REQUEST:
Will you output all of the data below exactly, omitting the images?

DATASET ROWS:
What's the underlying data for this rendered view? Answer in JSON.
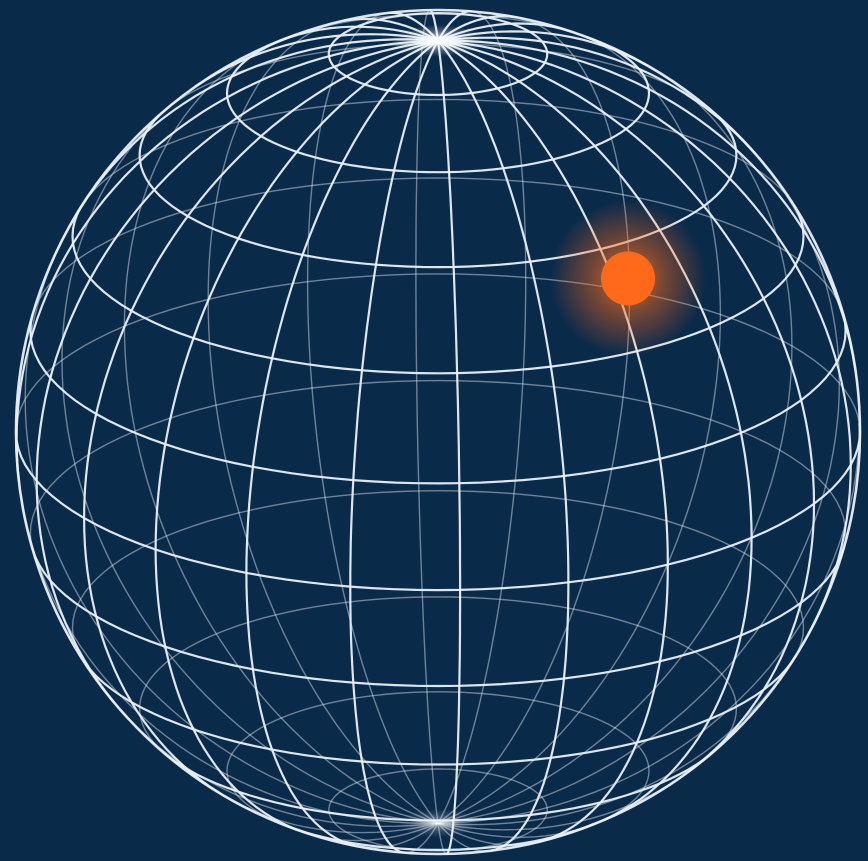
{
  "colors": {
    "background": "#0a2a4a",
    "grid_line": "#e8f0f7",
    "pole_glow": "#ffffff",
    "marker_core": "#ff6a1a",
    "marker_glow": "#ff7a2a"
  },
  "globe": {
    "graticule": {
      "meridian_spacing_deg": 15,
      "parallel_spacing_deg": 15
    },
    "tilt_deg": 22,
    "view_rotation_deg": 18,
    "marker": {
      "lat_deg": 40,
      "lon_deg": 18,
      "icon": "glowing-dot-icon"
    }
  }
}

TASK RESPONSE:
What's the underlying data for this rendered view? Answer in JSON.
{
  "colors": {
    "background": "#0a2a4a",
    "grid_line": "#e8f0f7",
    "pole_glow": "#ffffff",
    "marker_core": "#ff6a1a",
    "marker_glow": "#ff7a2a"
  },
  "globe": {
    "graticule": {
      "meridian_spacing_deg": 15,
      "parallel_spacing_deg": 15
    },
    "tilt_deg": 22,
    "view_rotation_deg": 18,
    "marker": {
      "lat_deg": 40,
      "lon_deg": 18,
      "icon": "glowing-dot-icon"
    }
  }
}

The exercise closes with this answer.